## Instruction
Repeat everything in the material exactly.

## Items listed in a dataset

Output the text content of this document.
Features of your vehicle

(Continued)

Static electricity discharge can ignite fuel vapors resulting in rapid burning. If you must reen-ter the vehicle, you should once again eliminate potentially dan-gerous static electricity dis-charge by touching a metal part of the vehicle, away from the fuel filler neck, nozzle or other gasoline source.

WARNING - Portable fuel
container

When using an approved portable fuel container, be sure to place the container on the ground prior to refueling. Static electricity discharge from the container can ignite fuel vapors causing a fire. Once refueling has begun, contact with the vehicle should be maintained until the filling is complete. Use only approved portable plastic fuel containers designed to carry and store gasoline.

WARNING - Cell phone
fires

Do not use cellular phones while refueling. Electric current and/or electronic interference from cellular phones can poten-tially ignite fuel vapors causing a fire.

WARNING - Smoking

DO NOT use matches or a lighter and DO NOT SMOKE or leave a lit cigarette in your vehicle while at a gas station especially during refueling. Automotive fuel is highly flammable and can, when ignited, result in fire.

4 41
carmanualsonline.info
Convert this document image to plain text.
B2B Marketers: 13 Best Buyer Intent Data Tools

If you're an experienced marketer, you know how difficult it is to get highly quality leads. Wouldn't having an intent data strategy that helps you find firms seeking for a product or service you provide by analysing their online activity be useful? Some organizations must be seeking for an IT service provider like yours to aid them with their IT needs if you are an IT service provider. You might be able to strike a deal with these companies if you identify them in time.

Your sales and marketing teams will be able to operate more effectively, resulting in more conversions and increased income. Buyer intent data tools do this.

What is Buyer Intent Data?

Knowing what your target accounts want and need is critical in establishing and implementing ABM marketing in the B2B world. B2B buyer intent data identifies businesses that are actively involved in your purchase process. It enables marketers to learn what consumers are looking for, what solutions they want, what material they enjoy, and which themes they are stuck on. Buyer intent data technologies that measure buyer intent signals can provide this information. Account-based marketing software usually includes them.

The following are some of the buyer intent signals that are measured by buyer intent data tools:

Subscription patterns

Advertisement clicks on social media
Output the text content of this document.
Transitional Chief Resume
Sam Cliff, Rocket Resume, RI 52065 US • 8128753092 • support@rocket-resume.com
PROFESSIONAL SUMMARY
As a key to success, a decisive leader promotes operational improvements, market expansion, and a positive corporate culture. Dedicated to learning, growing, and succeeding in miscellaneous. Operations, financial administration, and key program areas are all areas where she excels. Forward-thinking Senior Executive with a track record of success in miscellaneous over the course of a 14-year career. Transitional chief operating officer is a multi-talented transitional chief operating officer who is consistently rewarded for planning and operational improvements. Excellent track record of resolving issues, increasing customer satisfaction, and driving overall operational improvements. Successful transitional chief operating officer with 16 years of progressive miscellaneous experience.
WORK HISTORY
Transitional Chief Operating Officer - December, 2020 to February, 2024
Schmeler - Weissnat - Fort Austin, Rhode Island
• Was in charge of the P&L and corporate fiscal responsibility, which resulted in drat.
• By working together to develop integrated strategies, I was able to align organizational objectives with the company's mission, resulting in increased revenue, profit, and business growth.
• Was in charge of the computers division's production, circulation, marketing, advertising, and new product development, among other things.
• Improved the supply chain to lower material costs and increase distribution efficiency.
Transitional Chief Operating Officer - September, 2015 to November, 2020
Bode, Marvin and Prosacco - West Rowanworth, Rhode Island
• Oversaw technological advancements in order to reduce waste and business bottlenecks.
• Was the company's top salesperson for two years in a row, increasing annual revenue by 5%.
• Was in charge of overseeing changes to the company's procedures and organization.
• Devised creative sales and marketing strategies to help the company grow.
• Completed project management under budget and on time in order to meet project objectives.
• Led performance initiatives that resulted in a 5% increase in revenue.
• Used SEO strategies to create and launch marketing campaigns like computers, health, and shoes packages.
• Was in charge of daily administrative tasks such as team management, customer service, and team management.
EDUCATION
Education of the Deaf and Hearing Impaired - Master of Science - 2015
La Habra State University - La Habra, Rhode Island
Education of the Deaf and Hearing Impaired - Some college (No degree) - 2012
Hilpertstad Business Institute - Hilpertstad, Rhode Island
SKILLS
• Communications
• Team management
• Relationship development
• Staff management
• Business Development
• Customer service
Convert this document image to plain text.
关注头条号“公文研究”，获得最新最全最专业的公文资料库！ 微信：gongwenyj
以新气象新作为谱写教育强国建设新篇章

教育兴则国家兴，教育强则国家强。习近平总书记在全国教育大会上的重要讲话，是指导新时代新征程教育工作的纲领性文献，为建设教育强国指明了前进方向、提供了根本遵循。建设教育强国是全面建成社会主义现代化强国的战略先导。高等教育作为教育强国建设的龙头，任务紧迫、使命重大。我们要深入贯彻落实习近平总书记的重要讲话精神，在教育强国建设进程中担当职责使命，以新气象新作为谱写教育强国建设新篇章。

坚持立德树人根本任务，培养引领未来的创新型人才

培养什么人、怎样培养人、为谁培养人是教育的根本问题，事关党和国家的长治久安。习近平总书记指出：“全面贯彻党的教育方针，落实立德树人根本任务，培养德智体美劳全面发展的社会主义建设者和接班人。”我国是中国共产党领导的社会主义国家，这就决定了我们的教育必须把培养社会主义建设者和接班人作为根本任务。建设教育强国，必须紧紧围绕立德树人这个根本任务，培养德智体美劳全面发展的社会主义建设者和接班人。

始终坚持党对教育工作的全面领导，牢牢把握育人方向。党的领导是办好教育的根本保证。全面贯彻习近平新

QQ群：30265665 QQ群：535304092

## Solution to the problem
Output the text content of this document.
Features of your vehicle

(Continued)

Static electricity discharge can ignite fuel vapors resulting in rapid burning. If you must reen-ter the vehicle, you should once again eliminate potentially dan-gerous static electricity dis-charge by touching a metal part of the vehicle, away from the fuel filler neck, nozzle or other gasoline source.

WARNING - Portable fuel
container

When using an approved portable fuel container, be sure to place the container on the ground prior to refueling. Static electricity discharge from the container can ignite fuel vapors causing a fire. Once refueling has begun, contact with the vehicle should be maintained until the filling is complete. Use only approved portable plastic fuel containers designed to carry and store gasoline.

WARNING - Cell phone
fires

Do not use cellular phones while refueling. Electric current and/or electronic interference from cellular phones can poten-tially ignite fuel vapors causing a fire.

WARNING - Smoking

DO NOT use matches or a lighter and DO NOT SMOKE or leave a lit cigarette in your vehicle while at a gas station especially during refueling. Automotive fuel is highly flammable and can, when ignited, result in fire.

4 41
carmanualsonline.info
Convert this document image to plain text.
B2B Marketers: 13 Best Buyer Intent Data Tools

If you're an experienced marketer, you know how difficult it is to get highly quality leads. Wouldn't having an intent data strategy that helps you find firms seeking for a product or service you provide by analysing their online activity be useful? Some organizations must be seeking for an IT service provider like yours to aid them with their IT needs if you are an IT service provider. You might be able to strike a deal with these companies if you identify them in time.

Your sales and marketing teams will be able to operate more effectively, resulting in more conversions and increased income. Buyer intent data tools do this.

What is Buyer Intent Data?

Knowing what your target accounts want and need is critical in establishing and implementing ABM marketing in the B2B world. B2B buyer intent data identifies businesses that are actively involved in your purchase process. It enables marketers to learn what consumers are looking for, what solutions they want, what material they enjoy, and which themes they are stuck on. Buyer intent data technologies that measure buyer intent signals can provide this information. Account-based marketing software usually includes them.

The following are some of the buyer intent signals that are measured by buyer intent data tools:

Subscription patterns

Advertisement clicks on social media
Output the text content of this document.
Transitional Chief Resume
Sam Cliff, Rocket Resume, RI 52065 US • 8128753092 • support@rocket-resume.com
PROFESSIONAL SUMMARY
As a key to success, a decisive leader promotes operational improvements, market expansion, and a positive corporate culture. Dedicated to learning, growing, and succeeding in miscellaneous. Operations, financial administration, and key program areas are all areas where she excels. Forward-thinking Senior Executive with a track record of success in miscellaneous over the course of a 14-year career. Transitional chief operating officer is a multi-talented transitional chief operating officer who is consistently rewarded for planning and operational improvements. Excellent track record of resolving issues, increasing customer satisfaction, and driving overall operational improvements. Successful transitional chief operating officer with 16 years of progressive miscellaneous experience.
WORK HISTORY
Transitional Chief Operating Officer - December, 2020 to February, 2024
Schmeler - Weissnat - Fort Austin, Rhode Island
• Was in charge of the P&L and corporate fiscal responsibility, which resulted in drat.
• By working together to develop integrated strategies, I was able to align organizational objectives with the company's mission, resulting in increased revenue, profit, and business growth.
• Was in charge of the computers division's production, circulation, marketing, advertising, and new product development, among other things.
• Improved the supply chain to lower material costs and increase distribution efficiency.
Transitional Chief Operating Officer - September, 2015 to November, 2020
Bode, Marvin and Prosacco - West Rowanworth, Rhode Island
• Oversaw technological advancements in order to reduce waste and business bottlenecks.
• Was the company's top salesperson for two years in a row, increasing annual revenue by 5%.
• Was in charge of overseeing changes to the company's procedures and organization.
• Devised creative sales and marketing strategies to help the company grow.
• Completed project management under budget and on time in order to meet project objectives.
• Led performance initiatives that resulted in a 5% increase in revenue.
• Used SEO strategies to create and launch marketing campaigns like computers, health, and shoes packages.
• Was in charge of daily administrative tasks such as team management, customer service, and team management.
EDUCATION
Education of the Deaf and Hearing Impaired - Master of Science - 2015
La Habra State University - La Habra, Rhode Island
Education of the Deaf and Hearing Impaired - Some college (No degree) - 2012
Hilpertstad Business Institute - Hilpertstad, Rhode Island
SKILLS
• Communications
• Team management
• Relationship development
• Staff management
• Business Development
• Customer service
Convert this document image to plain text.
关注头条号“公文研究”，获得最新最全最专业的公文资料库！ 微信：gongwenyj
以新气象新作为谱写教育强国建设新篇章

教育兴则国家兴，教育强则国家强。习近平总书记在全国教育大会上的重要讲话，是指导新时代新征程教育工作的纲领性文献，为建设教育强国指明了前进方向、提供了根本遵循。建设教育强国是全面建成社会主义现代化强国的战略先导。高等教育作为教育强国建设的龙头，任务紧迫、使命重大。我们要深入贯彻落实习近平总书记的重要讲话精神，在教育强国建设进程中担当职责使命，以新气象新作为谱写教育强国建设新篇章。

坚持立德树人根本任务，培养引领未来的创新型人才

培养什么人、怎样培养人、为谁培养人是教育的根本问题，事关党和国家的长治久安。习近平总书记指出：“全面贯彻党的教育方针，落实立德树人根本任务，培养德智体美劳全面发展的社会主义建设者和接班人。”我国是中国共产党领导的社会主义国家，这就决定了我们的教育必须把培养社会主义建设者和接班人作为根本任务。建设教育强国，必须紧紧围绕立德树人这个根本任务，培养德智体美劳全面发展的社会主义建设者和接班人。

始终坚持党对教育工作的全面领导，牢牢把握育人方向。党的领导是办好教育的根本保证。全面贯彻习近平新

QQ群：30265665 QQ群：535304092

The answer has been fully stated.